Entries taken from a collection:

........

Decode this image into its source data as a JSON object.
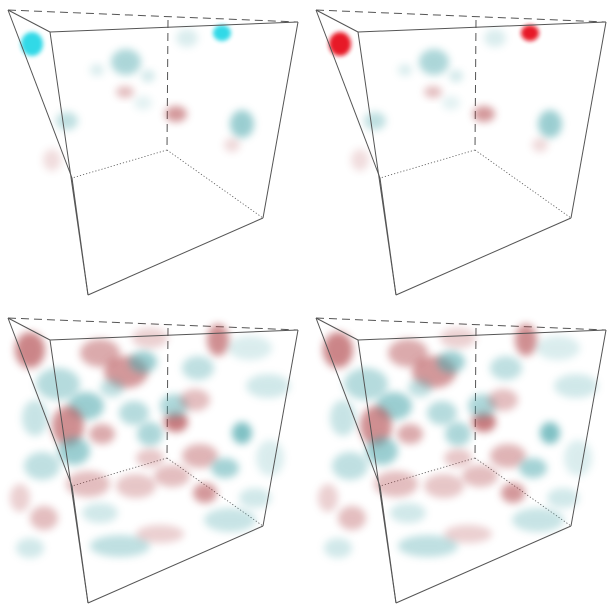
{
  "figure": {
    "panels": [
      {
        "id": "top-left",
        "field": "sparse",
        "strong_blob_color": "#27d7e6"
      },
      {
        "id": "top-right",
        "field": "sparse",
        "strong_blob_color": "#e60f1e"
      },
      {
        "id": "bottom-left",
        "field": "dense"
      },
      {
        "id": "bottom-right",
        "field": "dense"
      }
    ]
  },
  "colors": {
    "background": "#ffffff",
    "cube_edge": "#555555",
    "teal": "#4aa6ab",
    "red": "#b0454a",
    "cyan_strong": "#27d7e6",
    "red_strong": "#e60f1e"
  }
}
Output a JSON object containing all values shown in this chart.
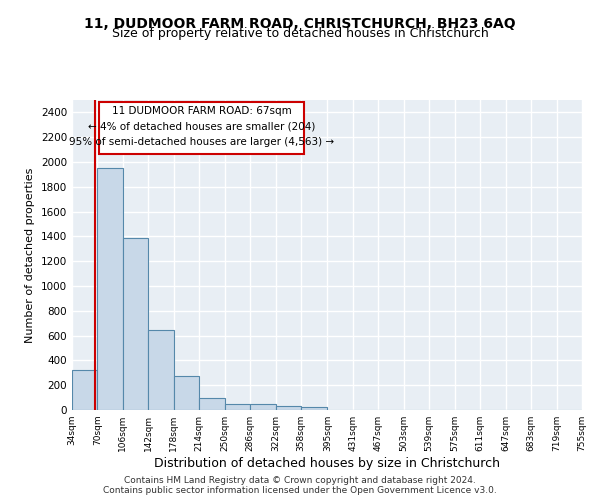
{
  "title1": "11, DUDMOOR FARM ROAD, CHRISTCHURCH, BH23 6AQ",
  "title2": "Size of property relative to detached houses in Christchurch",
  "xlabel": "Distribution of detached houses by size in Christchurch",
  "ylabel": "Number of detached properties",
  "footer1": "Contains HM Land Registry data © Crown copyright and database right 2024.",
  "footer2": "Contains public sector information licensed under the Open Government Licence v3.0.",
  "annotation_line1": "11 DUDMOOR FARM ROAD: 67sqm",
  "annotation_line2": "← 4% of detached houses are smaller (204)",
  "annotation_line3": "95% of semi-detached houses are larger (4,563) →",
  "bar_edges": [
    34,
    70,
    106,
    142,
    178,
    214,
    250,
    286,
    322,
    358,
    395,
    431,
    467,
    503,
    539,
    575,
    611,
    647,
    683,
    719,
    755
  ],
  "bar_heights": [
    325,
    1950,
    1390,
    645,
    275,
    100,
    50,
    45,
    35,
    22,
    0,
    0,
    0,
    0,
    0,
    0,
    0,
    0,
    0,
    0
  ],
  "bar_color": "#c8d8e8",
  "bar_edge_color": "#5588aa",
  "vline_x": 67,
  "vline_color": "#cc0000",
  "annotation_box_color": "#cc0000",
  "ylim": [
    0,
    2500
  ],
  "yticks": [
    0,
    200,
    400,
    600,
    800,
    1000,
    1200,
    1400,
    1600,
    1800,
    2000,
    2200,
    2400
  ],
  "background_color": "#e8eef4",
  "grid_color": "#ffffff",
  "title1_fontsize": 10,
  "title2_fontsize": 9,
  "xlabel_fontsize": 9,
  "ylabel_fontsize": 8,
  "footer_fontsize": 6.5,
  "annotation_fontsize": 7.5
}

........

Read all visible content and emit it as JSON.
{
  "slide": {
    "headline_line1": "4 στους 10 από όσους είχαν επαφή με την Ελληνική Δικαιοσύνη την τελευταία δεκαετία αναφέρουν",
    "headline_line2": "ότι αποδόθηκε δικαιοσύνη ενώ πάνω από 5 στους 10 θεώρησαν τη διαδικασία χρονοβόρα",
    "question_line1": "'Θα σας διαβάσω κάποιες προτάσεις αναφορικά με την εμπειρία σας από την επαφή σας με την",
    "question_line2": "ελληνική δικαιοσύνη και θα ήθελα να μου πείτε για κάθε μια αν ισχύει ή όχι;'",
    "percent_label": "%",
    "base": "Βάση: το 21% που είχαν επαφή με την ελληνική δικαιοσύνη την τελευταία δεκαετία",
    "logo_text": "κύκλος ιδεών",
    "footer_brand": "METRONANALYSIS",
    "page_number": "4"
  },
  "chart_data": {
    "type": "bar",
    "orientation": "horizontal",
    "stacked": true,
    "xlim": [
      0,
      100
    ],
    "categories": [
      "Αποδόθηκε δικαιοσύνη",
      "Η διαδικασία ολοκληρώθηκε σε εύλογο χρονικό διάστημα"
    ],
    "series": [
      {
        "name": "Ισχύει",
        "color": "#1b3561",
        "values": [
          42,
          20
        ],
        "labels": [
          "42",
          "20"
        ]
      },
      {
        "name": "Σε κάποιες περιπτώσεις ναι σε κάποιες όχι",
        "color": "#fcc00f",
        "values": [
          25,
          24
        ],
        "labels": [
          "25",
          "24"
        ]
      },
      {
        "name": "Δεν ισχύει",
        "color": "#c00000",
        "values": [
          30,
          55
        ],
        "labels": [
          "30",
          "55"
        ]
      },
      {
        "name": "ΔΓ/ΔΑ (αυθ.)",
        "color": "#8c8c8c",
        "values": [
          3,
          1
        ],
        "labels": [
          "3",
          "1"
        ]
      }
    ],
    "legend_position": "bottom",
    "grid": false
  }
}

........

*Task to carry out*
Locate and copy each line in the data above that includes the word "this".

*Full solution*
Decode this image into its source data as a JSON object.
Output a JSON object containing all values shown in this chart.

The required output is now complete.